**Work to be completed:** Reproduce every entry below precisely. Pictures are excluded from the copy.

———

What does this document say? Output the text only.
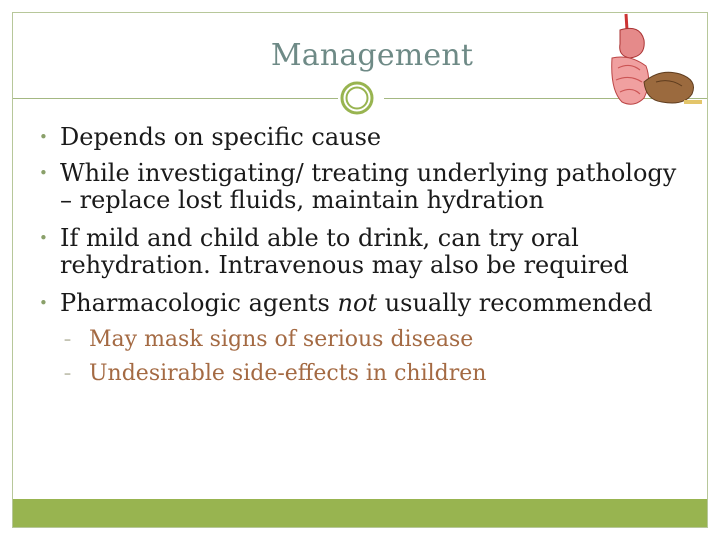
Management
• Depends on specific cause
• While investigating/ treating underlying pathology – replace lost fluids, maintain hydration
• If mild and child able to drink, can try oral rehydration. Intravenous may also be required
• Pharmacologic agents not usually recommended
– May mask signs of serious disease
– Undesirable side-effects in children
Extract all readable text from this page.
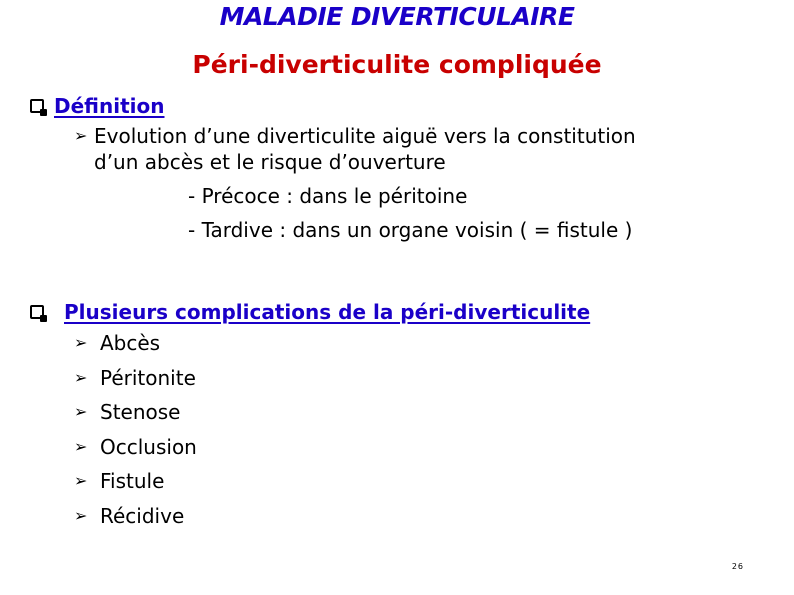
MALADIE DIVERTICULAIRE
Péri-diverticulite compliquée
Définition
➢ Evolution d’une diverticulite aiguë vers la constitution
d’un abcès et le risque d’ouverture
- Précoce : dans le péritoine
- Tardive : dans un organe voisin ( = fistule )
Plusieurs complications de la péri-diverticulite
➢ Abcès
➢ Péritonite
➢ Stenose
➢ Occlusion
➢ Fistule
➢ Récidive
26
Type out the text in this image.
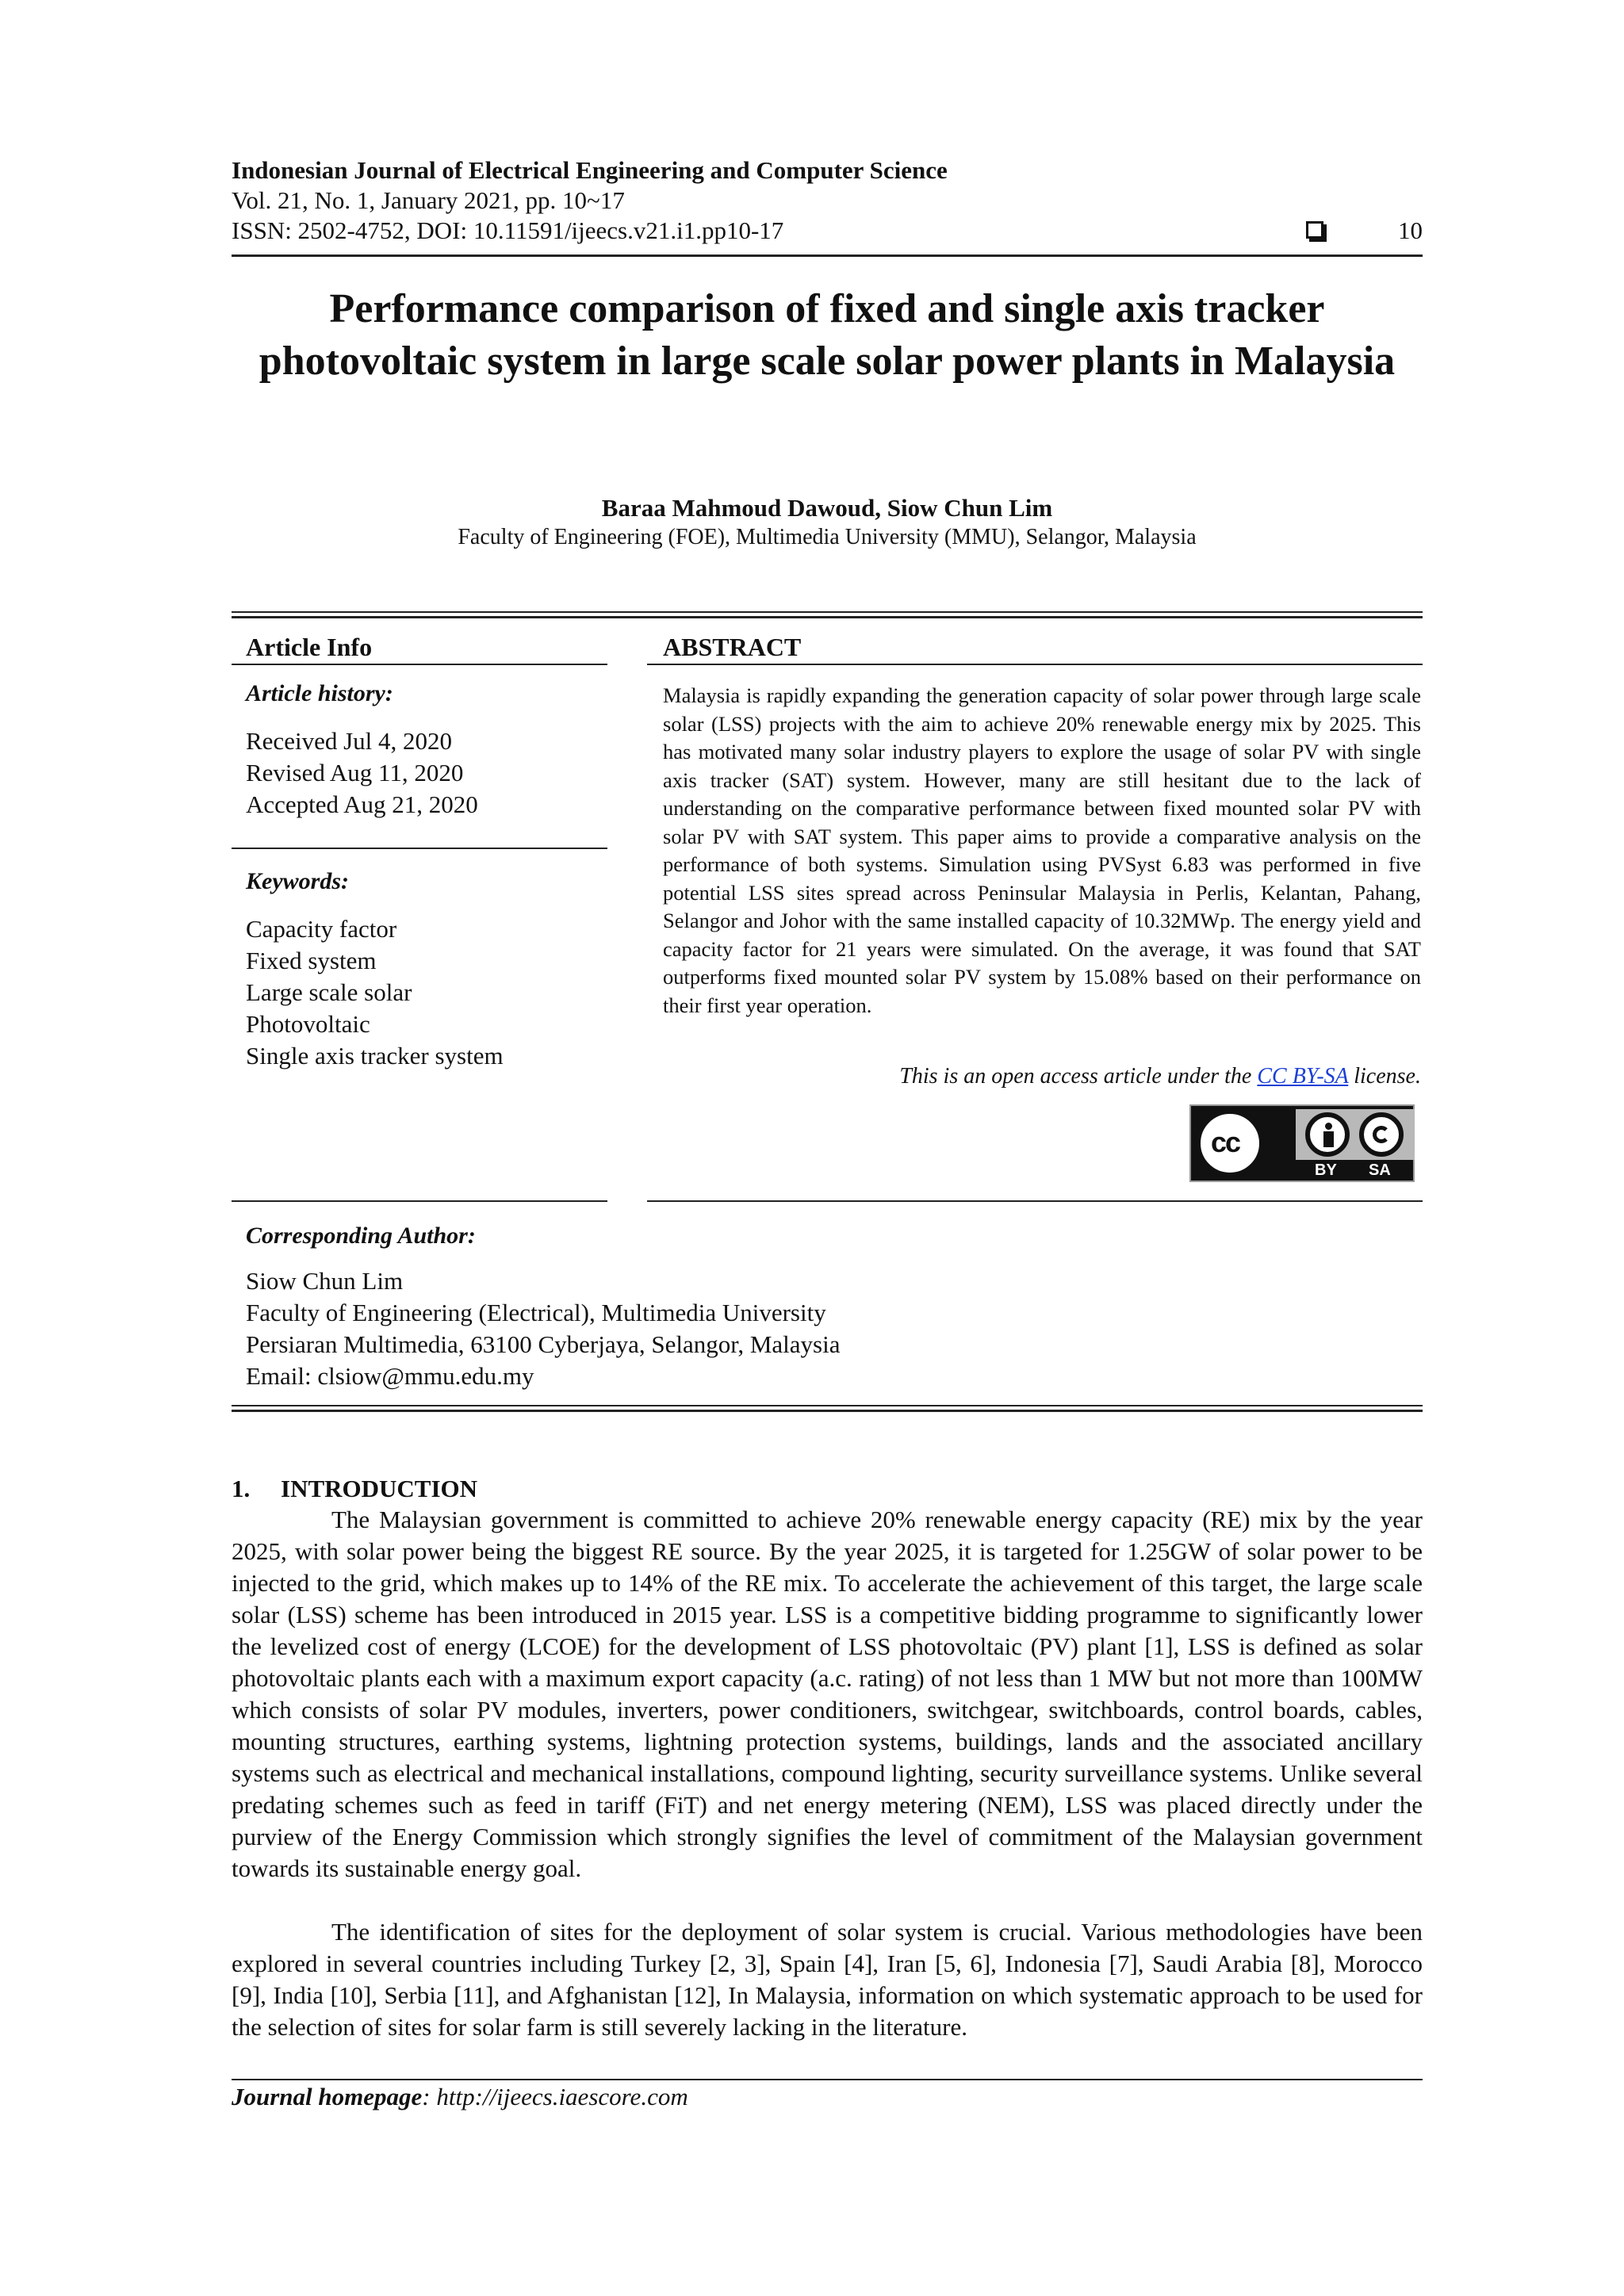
Indonesian Journal of Electrical Engineering and Computer Science
Vol. 21, No. 1, January 2021, pp. 10~17
ISSN: 2502-4752, DOI: 10.11591/ijeecs.v21.i1.pp10-17	10
Performance comparison of fixed and single axis tracker photovoltaic system in large scale solar power plants in Malaysia
Baraa Mahmoud Dawoud, Siow Chun Lim
Faculty of Engineering (FOE), Multimedia University (MMU), Selangor, Malaysia
Article Info
Article history:
Received Jul 4, 2020
Revised Aug 11, 2020
Accepted Aug 21, 2020
Keywords:
Capacity factor
Fixed system
Large scale solar
Photovoltaic
Single axis tracker system
ABSTRACT
Malaysia is rapidly expanding the generation capacity of solar power through large scale solar (LSS) projects with the aim to achieve 20% renewable energy mix by 2025. This has motivated many solar industry players to explore the usage of solar PV with single axis tracker (SAT) system. However, many are still hesitant due to the lack of understanding on the comparative performance between fixed mounted solar PV with solar PV with SAT system. This paper aims to provide a comparative analysis on the performance of both systems. Simulation using PVSyst 6.83 was performed in five potential LSS sites spread across Peninsular Malaysia in Perlis, Kelantan, Pahang, Selangor and Johor with the same installed capacity of 10.32MWp. The energy yield and capacity factor for 21 years were simulated. On the average, it was found that SAT outperforms fixed mounted solar PV system by 15.08% based on their performance on their first year operation.
This is an open access article under the CC BY-SA license.
cc
BY SA
Corresponding Author:
Siow Chun Lim
Faculty of Engineering (Electrical), Multimedia University
Persiaran Multimedia, 63100 Cyberjaya, Selangor, Malaysia
Email: clsiow@mmu.edu.my
1.     INTRODUCTION
The Malaysian government is committed to achieve 20% renewable energy capacity (RE) mix by the year 2025, with solar power being the biggest RE source. By the year 2025, it is targeted for 1.25GW of solar power to be injected to the grid, which makes up to 14% of the RE mix. To accelerate the achievement of this target, the large scale solar (LSS) scheme has been introduced in 2015 year. LSS is a competitive bidding programme to significantly lower the levelized cost of energy (LCOE) for the development of LSS photovoltaic (PV) plant [1], LSS is defined as solar photovoltaic plants each with a maximum export capacity (a.c. rating) of not less than 1 MW but not more than 100MW which consists of solar PV modules, inverters, power conditioners, switchgear, switchboards, control boards, cables, mounting structures, earthing systems, lightning protection systems, buildings, lands and the associated ancillary systems such as electrical and mechanical installations, compound lighting, security surveillance systems. Unlike several predating schemes such as feed in tariff (FiT) and net energy metering (NEM), LSS was placed directly under the purview of the Energy Commission which strongly signifies the level of commitment of the Malaysian government towards its sustainable energy goal.
The identification of sites for the deployment of solar system is crucial. Various methodologies have been explored in several countries including Turkey [2, 3], Spain [4], Iran [5, 6], Indonesia [7], Saudi Arabia [8], Morocco [9], India [10], Serbia [11], and Afghanistan [12], In Malaysia, information on which systematic approach to be used for the selection of sites for solar farm is still severely lacking in the literature.
Journal homepage: http://ijeecs.iaescore.com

———

**Answer for this exercise:**
What does this document say? Output the text only.
Management
• Depends on specific cause
• While investigating/ treating underlying pathology – replace lost fluids, maintain hydration
• If mild and child able to drink, can try oral rehydration. Intravenous may also be required
• Pharmacologic agents not usually recommended
– May mask signs of serious disease
– Undesirable side-effects in children
Extract all readable text from this page.
MALADIE DIVERTICULAIRE
Péri-diverticulite compliquée
Définition
➢ Evolution d’une diverticulite aiguë vers la constitution
d’un abcès et le risque d’ouverture
- Précoce : dans le péritoine
- Tardive : dans un organe voisin ( = fistule )
Plusieurs complications de la péri-diverticulite
➢ Abcès
➢ Péritonite
➢ Stenose
➢ Occlusion
➢ Fistule
➢ Récidive
26
Type out the text in this image.
Indonesian Journal of Electrical Engineering and Computer Science
Vol. 21, No. 1, January 2021, pp. 10~17
ISSN: 2502-4752, DOI: 10.11591/ijeecs.v21.i1.pp10-17	10
Performance comparison of fixed and single axis tracker photovoltaic system in large scale solar power plants in Malaysia
Baraa Mahmoud Dawoud, Siow Chun Lim
Faculty of Engineering (FOE), Multimedia University (MMU), Selangor, Malaysia
Article Info
Article history:
Received Jul 4, 2020
Revised Aug 11, 2020
Accepted Aug 21, 2020
Keywords:
Capacity factor
Fixed system
Large scale solar
Photovoltaic
Single axis tracker system
ABSTRACT
Malaysia is rapidly expanding the generation capacity of solar power through large scale solar (LSS) projects with the aim to achieve 20% renewable energy mix by 2025. This has motivated many solar industry players to explore the usage of solar PV with single axis tracker (SAT) system. However, many are still hesitant due to the lack of understanding on the comparative performance between fixed mounted solar PV with solar PV with SAT system. This paper aims to provide a comparative analysis on the performance of both systems. Simulation using PVSyst 6.83 was performed in five potential LSS sites spread across Peninsular Malaysia in Perlis, Kelantan, Pahang, Selangor and Johor with the same installed capacity of 10.32MWp. The energy yield and capacity factor for 21 years were simulated. On the average, it was found that SAT outperforms fixed mounted solar PV system by 15.08% based on their performance on their first year operation.
This is an open access article under the CC BY-SA license.
cc
BY SA
Corresponding Author:
Siow Chun Lim
Faculty of Engineering (Electrical), Multimedia University
Persiaran Multimedia, 63100 Cyberjaya, Selangor, Malaysia
Email: clsiow@mmu.edu.my
1.     INTRODUCTION
The Malaysian government is committed to achieve 20% renewable energy capacity (RE) mix by the year 2025, with solar power being the biggest RE source. By the year 2025, it is targeted for 1.25GW of solar power to be injected to the grid, which makes up to 14% of the RE mix. To accelerate the achievement of this target, the large scale solar (LSS) scheme has been introduced in 2015 year. LSS is a competitive bidding programme to significantly lower the levelized cost of energy (LCOE) for the development of LSS photovoltaic (PV) plant [1], LSS is defined as solar photovoltaic plants each with a maximum export capacity (a.c. rating) of not less than 1 MW but not more than 100MW which consists of solar PV modules, inverters, power conditioners, switchgear, switchboards, control boards, cables, mounting structures, earthing systems, lightning protection systems, buildings, lands and the associated ancillary systems such as electrical and mechanical installations, compound lighting, security surveillance systems. Unlike several predating schemes such as feed in tariff (FiT) and net energy metering (NEM), LSS was placed directly under the purview of the Energy Commission which strongly signifies the level of commitment of the Malaysian government towards its sustainable energy goal.
The identification of sites for the deployment of solar system is crucial. Various methodologies have been explored in several countries including Turkey [2, 3], Spain [4], Iran [5, 6], Indonesia [7], Saudi Arabia [8], Morocco [9], India [10], Serbia [11], and Afghanistan [12], In Malaysia, information on which systematic approach to be used for the selection of sites for solar farm is still severely lacking in the literature.
Journal homepage: http://ijeecs.iaescore.com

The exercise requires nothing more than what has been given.